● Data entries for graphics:

## start

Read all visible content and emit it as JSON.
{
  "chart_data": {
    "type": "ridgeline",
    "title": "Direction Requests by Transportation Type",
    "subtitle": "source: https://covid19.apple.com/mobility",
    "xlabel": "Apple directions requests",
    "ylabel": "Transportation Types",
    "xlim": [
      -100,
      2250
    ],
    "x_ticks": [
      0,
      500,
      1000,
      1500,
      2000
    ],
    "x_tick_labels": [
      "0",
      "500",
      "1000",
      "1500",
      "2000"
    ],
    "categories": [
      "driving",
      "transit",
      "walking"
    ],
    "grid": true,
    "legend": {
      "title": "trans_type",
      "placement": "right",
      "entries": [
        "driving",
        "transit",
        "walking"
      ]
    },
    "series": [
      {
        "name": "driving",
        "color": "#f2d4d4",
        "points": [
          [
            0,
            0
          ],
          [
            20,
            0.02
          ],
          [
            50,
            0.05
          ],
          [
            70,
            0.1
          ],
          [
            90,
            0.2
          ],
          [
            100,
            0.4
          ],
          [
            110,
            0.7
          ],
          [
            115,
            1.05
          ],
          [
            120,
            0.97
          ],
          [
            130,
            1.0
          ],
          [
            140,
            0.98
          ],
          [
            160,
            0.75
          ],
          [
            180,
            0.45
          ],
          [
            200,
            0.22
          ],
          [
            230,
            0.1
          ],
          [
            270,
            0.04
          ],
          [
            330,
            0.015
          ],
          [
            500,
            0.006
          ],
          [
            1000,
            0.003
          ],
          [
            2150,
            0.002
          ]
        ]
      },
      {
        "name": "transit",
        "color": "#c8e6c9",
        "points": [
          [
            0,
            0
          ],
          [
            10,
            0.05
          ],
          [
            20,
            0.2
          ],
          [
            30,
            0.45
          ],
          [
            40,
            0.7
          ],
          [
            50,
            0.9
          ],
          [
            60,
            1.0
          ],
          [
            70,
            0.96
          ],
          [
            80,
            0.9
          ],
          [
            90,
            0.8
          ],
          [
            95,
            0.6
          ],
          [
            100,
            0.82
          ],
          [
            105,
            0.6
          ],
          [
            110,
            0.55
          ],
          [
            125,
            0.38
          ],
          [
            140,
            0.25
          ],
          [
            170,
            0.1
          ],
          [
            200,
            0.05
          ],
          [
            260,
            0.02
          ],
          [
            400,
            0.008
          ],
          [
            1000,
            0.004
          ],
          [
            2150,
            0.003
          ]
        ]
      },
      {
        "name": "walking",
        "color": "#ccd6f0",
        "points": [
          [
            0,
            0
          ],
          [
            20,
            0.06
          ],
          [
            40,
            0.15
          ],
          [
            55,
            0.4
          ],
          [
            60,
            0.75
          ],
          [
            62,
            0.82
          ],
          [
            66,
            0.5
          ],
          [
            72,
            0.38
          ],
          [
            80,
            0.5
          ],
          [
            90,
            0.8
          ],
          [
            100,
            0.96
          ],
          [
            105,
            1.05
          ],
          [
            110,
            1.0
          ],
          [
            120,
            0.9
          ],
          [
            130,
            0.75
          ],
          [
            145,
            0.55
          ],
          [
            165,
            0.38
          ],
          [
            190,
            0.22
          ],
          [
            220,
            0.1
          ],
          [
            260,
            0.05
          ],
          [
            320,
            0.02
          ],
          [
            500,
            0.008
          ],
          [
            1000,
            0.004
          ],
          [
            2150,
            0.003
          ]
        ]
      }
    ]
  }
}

## end

● WHAT IS NEEDED:
Using the records above, gather all lines where the string "Transportation" is present.

● RESPONSE FOR THIS EXERCISE:
    "title": "Direction Requests by Transportation Type",
    "ylabel": "Transportation Types",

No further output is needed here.